** Start **

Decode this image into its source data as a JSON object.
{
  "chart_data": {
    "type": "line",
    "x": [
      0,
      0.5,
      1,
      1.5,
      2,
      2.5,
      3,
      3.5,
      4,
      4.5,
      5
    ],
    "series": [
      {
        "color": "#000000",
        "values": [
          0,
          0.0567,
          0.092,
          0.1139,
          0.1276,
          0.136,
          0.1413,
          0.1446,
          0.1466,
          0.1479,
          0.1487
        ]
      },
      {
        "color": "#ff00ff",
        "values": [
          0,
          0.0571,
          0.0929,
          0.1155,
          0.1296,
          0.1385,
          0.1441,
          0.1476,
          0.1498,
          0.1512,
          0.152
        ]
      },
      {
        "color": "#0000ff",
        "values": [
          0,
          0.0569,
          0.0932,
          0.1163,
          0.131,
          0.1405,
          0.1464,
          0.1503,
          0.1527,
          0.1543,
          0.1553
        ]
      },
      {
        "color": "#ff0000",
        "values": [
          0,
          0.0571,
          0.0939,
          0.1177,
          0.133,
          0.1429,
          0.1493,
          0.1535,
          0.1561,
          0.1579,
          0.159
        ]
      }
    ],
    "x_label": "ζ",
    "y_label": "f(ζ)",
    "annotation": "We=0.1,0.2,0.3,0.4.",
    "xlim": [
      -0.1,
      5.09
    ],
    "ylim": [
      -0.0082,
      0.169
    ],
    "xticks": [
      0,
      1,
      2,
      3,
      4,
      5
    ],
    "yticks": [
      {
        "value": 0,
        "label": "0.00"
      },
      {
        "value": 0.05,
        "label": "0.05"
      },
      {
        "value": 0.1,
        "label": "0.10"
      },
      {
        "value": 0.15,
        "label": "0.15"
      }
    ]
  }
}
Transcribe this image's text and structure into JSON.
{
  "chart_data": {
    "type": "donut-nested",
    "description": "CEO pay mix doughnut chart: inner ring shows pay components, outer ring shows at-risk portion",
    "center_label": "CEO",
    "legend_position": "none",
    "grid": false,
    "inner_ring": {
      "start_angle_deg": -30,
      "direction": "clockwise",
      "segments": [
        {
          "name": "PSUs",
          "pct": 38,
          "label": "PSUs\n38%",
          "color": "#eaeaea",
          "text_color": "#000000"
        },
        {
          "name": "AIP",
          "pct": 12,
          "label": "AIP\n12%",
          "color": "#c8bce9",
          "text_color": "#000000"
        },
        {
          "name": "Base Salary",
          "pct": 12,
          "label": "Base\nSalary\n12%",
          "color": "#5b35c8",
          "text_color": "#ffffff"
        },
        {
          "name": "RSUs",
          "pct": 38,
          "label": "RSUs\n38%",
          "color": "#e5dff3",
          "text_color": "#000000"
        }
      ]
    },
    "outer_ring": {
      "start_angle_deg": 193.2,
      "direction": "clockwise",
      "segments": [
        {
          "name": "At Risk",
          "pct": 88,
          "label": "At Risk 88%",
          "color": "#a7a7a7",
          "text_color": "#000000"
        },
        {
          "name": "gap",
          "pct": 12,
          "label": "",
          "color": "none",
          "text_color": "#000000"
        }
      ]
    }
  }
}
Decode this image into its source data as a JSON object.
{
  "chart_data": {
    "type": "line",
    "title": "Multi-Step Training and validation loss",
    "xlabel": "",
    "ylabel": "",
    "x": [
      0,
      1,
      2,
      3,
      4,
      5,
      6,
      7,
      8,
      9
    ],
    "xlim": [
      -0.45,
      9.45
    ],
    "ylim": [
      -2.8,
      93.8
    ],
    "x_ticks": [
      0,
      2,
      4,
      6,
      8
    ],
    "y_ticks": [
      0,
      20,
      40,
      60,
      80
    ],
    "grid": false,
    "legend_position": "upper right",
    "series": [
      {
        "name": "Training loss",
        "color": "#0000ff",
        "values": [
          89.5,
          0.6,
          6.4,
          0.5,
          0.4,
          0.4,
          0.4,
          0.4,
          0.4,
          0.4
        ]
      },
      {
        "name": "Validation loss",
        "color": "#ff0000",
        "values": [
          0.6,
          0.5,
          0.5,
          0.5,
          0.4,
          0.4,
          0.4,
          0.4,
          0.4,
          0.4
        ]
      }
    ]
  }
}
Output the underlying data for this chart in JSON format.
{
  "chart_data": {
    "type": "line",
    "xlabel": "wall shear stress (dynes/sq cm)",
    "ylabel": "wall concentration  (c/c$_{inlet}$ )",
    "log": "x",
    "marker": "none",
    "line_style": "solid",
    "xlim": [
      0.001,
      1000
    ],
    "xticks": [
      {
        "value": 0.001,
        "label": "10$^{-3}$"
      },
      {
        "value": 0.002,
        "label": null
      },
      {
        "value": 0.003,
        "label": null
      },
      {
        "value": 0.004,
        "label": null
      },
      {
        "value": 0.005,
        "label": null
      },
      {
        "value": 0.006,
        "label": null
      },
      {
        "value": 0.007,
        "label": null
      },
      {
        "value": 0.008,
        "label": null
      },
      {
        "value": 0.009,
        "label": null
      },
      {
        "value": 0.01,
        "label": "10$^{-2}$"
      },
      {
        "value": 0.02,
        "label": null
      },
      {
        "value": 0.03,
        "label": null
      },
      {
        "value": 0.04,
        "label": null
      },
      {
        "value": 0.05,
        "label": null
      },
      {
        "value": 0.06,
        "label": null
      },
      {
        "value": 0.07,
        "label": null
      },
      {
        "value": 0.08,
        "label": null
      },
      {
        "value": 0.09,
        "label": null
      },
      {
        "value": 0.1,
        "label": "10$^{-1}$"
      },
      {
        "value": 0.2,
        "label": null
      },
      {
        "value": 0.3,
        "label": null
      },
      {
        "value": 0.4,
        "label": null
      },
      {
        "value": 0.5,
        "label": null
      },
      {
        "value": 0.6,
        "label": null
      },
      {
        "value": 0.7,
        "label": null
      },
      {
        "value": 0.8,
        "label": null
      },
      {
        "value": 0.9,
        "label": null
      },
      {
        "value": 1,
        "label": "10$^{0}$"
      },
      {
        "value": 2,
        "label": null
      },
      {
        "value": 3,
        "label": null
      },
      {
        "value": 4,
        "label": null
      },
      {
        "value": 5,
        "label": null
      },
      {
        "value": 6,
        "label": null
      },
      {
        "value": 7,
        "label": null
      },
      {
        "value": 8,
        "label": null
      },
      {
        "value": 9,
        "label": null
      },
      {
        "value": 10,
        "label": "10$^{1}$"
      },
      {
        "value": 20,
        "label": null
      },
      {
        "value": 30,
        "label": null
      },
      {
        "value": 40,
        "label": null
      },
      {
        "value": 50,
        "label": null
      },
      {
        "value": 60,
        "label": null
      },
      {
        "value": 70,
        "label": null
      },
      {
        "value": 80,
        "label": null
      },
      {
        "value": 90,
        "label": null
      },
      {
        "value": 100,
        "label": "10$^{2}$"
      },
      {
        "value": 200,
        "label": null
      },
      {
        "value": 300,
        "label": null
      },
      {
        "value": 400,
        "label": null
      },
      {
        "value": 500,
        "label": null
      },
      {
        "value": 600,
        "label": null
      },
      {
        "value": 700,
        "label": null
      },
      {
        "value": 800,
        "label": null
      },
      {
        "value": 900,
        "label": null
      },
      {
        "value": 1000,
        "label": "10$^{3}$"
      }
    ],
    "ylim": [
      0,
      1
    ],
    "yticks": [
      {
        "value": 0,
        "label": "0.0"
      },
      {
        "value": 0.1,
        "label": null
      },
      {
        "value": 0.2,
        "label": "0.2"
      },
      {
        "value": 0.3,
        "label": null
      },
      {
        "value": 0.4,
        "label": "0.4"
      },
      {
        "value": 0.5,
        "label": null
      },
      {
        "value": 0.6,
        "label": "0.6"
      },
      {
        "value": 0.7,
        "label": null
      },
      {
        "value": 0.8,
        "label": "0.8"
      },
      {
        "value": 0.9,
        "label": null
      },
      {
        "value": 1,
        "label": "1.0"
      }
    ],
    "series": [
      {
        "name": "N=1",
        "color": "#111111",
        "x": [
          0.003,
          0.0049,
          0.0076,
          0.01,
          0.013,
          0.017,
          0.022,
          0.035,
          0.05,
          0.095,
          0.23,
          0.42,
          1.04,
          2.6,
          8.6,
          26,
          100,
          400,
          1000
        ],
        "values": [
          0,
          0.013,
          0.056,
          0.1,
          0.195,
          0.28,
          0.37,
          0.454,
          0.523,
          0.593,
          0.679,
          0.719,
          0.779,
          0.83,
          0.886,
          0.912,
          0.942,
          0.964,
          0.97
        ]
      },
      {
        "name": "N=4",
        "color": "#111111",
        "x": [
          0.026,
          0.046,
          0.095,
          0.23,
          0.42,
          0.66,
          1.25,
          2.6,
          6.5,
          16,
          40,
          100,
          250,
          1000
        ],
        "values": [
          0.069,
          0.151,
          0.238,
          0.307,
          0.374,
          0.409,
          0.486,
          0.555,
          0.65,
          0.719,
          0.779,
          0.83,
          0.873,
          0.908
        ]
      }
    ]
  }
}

** End **

▶ _EXERCISE PROMPT_:
Copy out every line where the word "Base" occurs.

▶ _RESPONSE_:
          "name": "Base Salary",
          "label": "Base\nSalary\n12%",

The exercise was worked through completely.